## Selected text
********
I'm the Idea Guy
I think Jo is so very much on the right path with her Democrat/Hilton porn. Suck the non-believers in, tantalize them, make it so they can't turn away, seed their brains with your real messages! Brilliant.
But I am not satisfied. I want to see her do more, specifically a chirpily accessible yet subversive novel that would fly off the supermarket racks and convert everyone to our path of righteous one world love.
We need her help because our current tactics are all wrong. Why do most people blow us off when we've got science on our side, when all we want is to protect the welfare and health of all living things?
Because we cling, stridently, to our facts, and brandish them pompously. Because we are earnest, and earnest = dull + dead in the water. Because everyone hated Cassandra. If the material lining the supermarket checkout aisles indicates what most people want to read, then most people are never going to listen to us.
********
## Data for review
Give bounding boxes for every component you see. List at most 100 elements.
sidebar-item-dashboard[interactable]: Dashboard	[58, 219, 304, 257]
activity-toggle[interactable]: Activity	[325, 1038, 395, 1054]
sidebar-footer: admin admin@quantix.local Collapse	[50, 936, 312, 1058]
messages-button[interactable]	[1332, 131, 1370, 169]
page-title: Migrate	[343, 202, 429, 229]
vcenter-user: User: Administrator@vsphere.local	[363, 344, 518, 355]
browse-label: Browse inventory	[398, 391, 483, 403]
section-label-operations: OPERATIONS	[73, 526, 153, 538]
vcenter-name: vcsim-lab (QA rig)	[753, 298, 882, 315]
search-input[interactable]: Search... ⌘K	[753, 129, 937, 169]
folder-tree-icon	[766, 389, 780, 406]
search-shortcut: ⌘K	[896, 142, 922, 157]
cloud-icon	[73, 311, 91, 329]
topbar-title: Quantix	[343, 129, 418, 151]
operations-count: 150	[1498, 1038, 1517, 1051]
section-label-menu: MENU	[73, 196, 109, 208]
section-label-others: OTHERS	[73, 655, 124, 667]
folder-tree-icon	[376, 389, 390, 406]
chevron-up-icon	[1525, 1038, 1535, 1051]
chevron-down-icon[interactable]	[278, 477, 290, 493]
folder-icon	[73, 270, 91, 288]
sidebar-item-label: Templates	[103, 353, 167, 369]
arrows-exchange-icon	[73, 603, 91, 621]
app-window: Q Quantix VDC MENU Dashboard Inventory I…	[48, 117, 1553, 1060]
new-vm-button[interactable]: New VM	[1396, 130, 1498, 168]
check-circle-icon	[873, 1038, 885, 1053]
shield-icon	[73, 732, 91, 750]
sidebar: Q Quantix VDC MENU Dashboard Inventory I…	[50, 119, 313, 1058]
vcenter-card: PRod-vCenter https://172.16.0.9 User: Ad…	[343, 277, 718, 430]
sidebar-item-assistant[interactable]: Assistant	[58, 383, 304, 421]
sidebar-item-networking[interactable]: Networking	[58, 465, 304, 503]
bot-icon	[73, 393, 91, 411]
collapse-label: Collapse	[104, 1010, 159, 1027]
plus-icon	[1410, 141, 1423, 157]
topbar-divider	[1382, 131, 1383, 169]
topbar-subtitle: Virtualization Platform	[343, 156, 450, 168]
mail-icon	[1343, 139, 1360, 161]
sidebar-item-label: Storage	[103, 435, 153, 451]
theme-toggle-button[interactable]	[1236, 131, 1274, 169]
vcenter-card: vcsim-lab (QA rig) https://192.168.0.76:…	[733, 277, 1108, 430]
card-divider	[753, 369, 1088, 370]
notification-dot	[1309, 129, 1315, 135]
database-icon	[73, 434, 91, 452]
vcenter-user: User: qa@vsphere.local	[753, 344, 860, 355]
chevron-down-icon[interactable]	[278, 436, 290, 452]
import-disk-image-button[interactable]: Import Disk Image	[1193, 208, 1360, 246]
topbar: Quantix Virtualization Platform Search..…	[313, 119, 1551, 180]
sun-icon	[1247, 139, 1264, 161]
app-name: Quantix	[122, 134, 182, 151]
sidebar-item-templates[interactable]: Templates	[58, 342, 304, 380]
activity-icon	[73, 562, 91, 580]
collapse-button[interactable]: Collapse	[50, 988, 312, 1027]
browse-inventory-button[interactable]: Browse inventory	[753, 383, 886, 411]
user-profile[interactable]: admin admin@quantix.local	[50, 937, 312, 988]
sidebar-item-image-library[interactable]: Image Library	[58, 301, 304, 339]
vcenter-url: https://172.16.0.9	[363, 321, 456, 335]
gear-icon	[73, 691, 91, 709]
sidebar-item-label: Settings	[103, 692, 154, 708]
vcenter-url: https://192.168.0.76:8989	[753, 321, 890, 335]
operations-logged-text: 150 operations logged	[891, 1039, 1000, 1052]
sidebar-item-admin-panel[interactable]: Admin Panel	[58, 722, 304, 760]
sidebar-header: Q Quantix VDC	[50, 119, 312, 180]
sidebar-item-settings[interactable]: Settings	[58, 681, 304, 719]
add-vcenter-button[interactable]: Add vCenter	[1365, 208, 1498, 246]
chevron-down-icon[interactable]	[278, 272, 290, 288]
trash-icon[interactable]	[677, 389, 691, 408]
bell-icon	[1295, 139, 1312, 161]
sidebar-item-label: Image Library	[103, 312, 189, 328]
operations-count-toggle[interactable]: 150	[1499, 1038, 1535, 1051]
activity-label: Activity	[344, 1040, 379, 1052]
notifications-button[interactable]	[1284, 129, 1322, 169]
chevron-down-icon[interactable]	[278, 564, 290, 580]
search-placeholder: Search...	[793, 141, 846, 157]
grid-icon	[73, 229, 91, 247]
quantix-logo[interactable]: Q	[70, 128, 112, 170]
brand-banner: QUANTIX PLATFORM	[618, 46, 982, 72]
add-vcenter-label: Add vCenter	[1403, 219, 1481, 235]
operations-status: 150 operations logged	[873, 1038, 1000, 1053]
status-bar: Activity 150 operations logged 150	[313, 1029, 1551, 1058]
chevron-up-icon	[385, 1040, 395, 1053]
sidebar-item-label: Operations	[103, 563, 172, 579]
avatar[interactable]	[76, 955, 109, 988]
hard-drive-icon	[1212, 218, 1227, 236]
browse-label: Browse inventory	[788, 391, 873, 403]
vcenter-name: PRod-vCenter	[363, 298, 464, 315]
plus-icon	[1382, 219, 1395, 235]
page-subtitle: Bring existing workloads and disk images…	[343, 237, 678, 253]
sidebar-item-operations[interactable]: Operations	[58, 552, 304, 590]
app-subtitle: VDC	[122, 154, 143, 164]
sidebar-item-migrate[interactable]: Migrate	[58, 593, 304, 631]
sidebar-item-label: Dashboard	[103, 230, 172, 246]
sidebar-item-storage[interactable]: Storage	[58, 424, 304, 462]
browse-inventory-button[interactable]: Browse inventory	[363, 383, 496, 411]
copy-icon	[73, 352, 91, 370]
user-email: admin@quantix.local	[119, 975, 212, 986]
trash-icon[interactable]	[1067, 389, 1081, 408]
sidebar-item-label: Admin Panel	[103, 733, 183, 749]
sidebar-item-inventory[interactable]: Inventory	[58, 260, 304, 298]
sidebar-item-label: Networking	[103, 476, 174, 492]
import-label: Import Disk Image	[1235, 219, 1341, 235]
********
## Problems to work on
a - In the "I'm the Idea Guy" post, what kind of novel does the writer want Jo to write?
b - List every reason the "I'm the Idea Guy" post gives, in its sentences starting with "Because", for why most people blow "us" off.
The records have nothing to do with the "I'm the Idea Guy" post.

## Solutions to the tasks
a - A chirpily accessible yet subversive novel that would fly off the supermarket racks and convert everyone to "our path of righteous one world love."

b -
- We cling, stridently, to our facts, and brandish them pompously.
- We are earnest, and earnest = dull + dead in the water.
- Everyone hated Cassandra.